* DATA FOR REVIEW:
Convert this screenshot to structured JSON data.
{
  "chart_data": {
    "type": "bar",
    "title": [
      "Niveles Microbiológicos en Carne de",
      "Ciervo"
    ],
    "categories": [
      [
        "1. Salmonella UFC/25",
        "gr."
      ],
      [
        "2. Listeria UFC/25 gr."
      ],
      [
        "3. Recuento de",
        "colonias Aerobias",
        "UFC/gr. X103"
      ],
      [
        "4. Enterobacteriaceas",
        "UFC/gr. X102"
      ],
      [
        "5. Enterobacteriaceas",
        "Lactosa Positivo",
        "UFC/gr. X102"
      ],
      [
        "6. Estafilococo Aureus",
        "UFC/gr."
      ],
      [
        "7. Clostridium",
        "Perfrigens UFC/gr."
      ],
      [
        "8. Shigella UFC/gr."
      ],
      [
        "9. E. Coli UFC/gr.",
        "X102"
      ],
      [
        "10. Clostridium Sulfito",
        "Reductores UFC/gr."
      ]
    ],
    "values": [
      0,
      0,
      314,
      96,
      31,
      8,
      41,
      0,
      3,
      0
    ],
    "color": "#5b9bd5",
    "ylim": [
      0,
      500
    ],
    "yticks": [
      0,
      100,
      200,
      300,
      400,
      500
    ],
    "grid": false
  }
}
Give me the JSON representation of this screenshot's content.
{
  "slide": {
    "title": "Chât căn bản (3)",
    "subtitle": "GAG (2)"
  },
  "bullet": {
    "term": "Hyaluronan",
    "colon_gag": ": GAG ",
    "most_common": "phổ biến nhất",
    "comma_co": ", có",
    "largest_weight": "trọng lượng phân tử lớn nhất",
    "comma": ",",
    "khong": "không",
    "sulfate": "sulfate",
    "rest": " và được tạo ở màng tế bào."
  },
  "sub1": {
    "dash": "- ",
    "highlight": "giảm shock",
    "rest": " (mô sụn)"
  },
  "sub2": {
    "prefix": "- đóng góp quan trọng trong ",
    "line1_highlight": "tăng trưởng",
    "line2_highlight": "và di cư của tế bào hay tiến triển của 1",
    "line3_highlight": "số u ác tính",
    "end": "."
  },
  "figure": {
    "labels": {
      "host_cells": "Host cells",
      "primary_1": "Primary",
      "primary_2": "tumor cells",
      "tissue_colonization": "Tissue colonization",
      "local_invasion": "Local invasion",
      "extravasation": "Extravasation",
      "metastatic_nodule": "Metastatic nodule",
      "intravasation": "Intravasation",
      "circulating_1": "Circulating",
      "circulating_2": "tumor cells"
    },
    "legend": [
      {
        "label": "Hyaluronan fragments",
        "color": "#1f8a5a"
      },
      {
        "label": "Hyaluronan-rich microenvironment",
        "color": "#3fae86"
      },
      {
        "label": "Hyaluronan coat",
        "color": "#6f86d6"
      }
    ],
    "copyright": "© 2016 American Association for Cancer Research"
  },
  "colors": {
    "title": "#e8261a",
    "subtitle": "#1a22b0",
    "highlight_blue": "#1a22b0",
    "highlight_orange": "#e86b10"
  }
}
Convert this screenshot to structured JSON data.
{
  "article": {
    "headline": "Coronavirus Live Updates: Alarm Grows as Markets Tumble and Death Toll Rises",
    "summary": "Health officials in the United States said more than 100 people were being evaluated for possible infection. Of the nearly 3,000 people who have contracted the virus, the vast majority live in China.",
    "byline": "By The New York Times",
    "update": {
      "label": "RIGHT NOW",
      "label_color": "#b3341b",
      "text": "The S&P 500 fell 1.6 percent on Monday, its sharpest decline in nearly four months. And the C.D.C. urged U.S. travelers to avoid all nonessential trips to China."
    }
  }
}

* GOAL OF THE EXERCISE:
Filter the records above for lines with "cells".

* ANSWER TO THIS PROBLEM:
      "host_cells": "Host cells",
      "primary_2": "tumor cells",
      "circulating_2": "tumor cells"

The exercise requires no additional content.